- **ITEMS**:
┏━━

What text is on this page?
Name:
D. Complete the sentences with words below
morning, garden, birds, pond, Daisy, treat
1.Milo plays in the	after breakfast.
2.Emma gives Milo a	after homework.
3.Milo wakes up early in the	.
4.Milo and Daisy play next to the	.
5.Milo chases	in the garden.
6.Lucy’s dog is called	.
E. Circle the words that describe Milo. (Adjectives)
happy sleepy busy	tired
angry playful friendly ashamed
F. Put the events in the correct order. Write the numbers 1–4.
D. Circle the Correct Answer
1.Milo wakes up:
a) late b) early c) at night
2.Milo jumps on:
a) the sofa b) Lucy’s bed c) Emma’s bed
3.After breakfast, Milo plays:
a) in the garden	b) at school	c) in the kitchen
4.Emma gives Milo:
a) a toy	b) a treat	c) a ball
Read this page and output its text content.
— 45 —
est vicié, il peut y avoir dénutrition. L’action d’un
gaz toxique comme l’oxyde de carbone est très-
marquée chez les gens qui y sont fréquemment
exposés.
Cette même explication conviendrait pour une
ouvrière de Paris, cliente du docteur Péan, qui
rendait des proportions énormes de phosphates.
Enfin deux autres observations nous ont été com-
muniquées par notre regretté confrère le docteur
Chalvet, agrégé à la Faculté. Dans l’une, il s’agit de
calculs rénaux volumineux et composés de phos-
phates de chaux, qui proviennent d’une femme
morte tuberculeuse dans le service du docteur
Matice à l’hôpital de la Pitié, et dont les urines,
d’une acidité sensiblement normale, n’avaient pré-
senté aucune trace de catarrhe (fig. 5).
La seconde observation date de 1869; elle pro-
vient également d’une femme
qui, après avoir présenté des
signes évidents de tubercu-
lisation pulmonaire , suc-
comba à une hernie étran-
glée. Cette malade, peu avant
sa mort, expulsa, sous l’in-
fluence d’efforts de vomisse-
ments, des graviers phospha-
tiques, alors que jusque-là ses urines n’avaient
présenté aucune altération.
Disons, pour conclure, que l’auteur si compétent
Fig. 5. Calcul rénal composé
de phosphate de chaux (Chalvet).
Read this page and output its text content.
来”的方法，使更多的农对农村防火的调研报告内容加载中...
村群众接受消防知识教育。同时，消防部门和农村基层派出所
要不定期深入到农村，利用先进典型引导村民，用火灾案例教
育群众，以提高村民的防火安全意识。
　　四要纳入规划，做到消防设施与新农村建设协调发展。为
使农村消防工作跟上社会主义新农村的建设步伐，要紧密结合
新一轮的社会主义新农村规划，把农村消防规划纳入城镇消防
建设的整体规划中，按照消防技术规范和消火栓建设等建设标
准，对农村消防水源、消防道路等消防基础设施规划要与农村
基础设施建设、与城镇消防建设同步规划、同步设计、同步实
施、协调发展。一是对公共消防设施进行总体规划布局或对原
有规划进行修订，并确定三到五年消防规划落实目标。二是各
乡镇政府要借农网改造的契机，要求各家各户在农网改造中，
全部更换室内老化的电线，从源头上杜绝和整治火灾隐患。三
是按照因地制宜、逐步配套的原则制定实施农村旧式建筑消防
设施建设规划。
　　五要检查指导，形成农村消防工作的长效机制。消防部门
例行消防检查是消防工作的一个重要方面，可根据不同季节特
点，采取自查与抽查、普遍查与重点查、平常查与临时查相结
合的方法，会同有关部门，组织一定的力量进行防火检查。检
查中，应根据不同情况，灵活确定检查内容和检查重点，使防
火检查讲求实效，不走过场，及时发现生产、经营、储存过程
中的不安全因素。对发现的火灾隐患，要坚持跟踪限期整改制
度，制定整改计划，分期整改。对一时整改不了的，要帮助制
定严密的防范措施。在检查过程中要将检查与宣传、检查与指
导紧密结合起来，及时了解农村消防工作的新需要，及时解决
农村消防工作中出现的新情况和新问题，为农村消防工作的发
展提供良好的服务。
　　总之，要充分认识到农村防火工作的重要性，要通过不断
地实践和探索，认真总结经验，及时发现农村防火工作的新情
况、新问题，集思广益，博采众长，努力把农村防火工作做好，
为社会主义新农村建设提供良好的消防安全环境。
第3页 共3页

┗━━

- **TASK**:
Reproduce the records above exactly.

- **REPLY TO THE TASK**:
What text is on this page?
Name:
D. Complete the sentences with words below
morning, garden, birds, pond, Daisy, treat
1.Milo plays in the	after breakfast.
2.Emma gives Milo a	after homework.
3.Milo wakes up early in the	.
4.Milo and Daisy play next to the	.
5.Milo chases	in the garden.
6.Lucy’s dog is called	.
E. Circle the words that describe Milo. (Adjectives)
happy sleepy busy	tired
angry playful friendly ashamed
F. Put the events in the correct order. Write the numbers 1–4.
D. Circle the Correct Answer
1.Milo wakes up:
a) late b) early c) at night
2.Milo jumps on:
a) the sofa b) Lucy’s bed c) Emma’s bed
3.After breakfast, Milo plays:
a) in the garden	b) at school	c) in the kitchen
4.Emma gives Milo:
a) a toy	b) a treat	c) a ball
Read this page and output its text content.
— 45 —
est vicié, il peut y avoir dénutrition. L’action d’un
gaz toxique comme l’oxyde de carbone est très-
marquée chez les gens qui y sont fréquemment
exposés.
Cette même explication conviendrait pour une
ouvrière de Paris, cliente du docteur Péan, qui
rendait des proportions énormes de phosphates.
Enfin deux autres observations nous ont été com-
muniquées par notre regretté confrère le docteur
Chalvet, agrégé à la Faculté. Dans l’une, il s’agit de
calculs rénaux volumineux et composés de phos-
phates de chaux, qui proviennent d’une femme
morte tuberculeuse dans le service du docteur
Matice à l’hôpital de la Pitié, et dont les urines,
d’une acidité sensiblement normale, n’avaient pré-
senté aucune trace de catarrhe (fig. 5).
La seconde observation date de 1869; elle pro-
vient également d’une femme
qui, après avoir présenté des
signes évidents de tubercu-
lisation pulmonaire , suc-
comba à une hernie étran-
glée. Cette malade, peu avant
sa mort, expulsa, sous l’in-
fluence d’efforts de vomisse-
ments, des graviers phospha-
tiques, alors que jusque-là ses urines n’avaient
présenté aucune altération.
Disons, pour conclure, que l’auteur si compétent
Fig. 5. Calcul rénal composé
de phosphate de chaux (Chalvet).
Read this page and output its text content.
来”的方法，使更多的农对农村防火的调研报告内容加载中...
村群众接受消防知识教育。同时，消防部门和农村基层派出所
要不定期深入到农村，利用先进典型引导村民，用火灾案例教
育群众，以提高村民的防火安全意识。
　　四要纳入规划，做到消防设施与新农村建设协调发展。为
使农村消防工作跟上社会主义新农村的建设步伐，要紧密结合
新一轮的社会主义新农村规划，把农村消防规划纳入城镇消防
建设的整体规划中，按照消防技术规范和消火栓建设等建设标
准，对农村消防水源、消防道路等消防基础设施规划要与农村
基础设施建设、与城镇消防建设同步规划、同步设计、同步实
施、协调发展。一是对公共消防设施进行总体规划布局或对原
有规划进行修订，并确定三到五年消防规划落实目标。二是各
乡镇政府要借农网改造的契机，要求各家各户在农网改造中，
全部更换室内老化的电线，从源头上杜绝和整治火灾隐患。三
是按照因地制宜、逐步配套的原则制定实施农村旧式建筑消防
设施建设规划。
　　五要检查指导，形成农村消防工作的长效机制。消防部门
例行消防检查是消防工作的一个重要方面，可根据不同季节特
点，采取自查与抽查、普遍查与重点查、平常查与临时查相结
合的方法，会同有关部门，组织一定的力量进行防火检查。检
查中，应根据不同情况，灵活确定检查内容和检查重点，使防
火检查讲求实效，不走过场，及时发现生产、经营、储存过程
中的不安全因素。对发现的火灾隐患，要坚持跟踪限期整改制
度，制定整改计划，分期整改。对一时整改不了的，要帮助制
定严密的防范措施。在检查过程中要将检查与宣传、检查与指
导紧密结合起来，及时了解农村消防工作的新需要，及时解决
农村消防工作中出现的新情况和新问题，为农村消防工作的发
展提供良好的服务。
　　总之，要充分认识到农村防火工作的重要性，要通过不断
地实践和探索，认真总结经验，及时发现农村防火工作的新情
况、新问题，集思广益，博采众长，努力把农村防火工作做好，
为社会主义新农村建设提供良好的消防安全环境。
第3页 共3页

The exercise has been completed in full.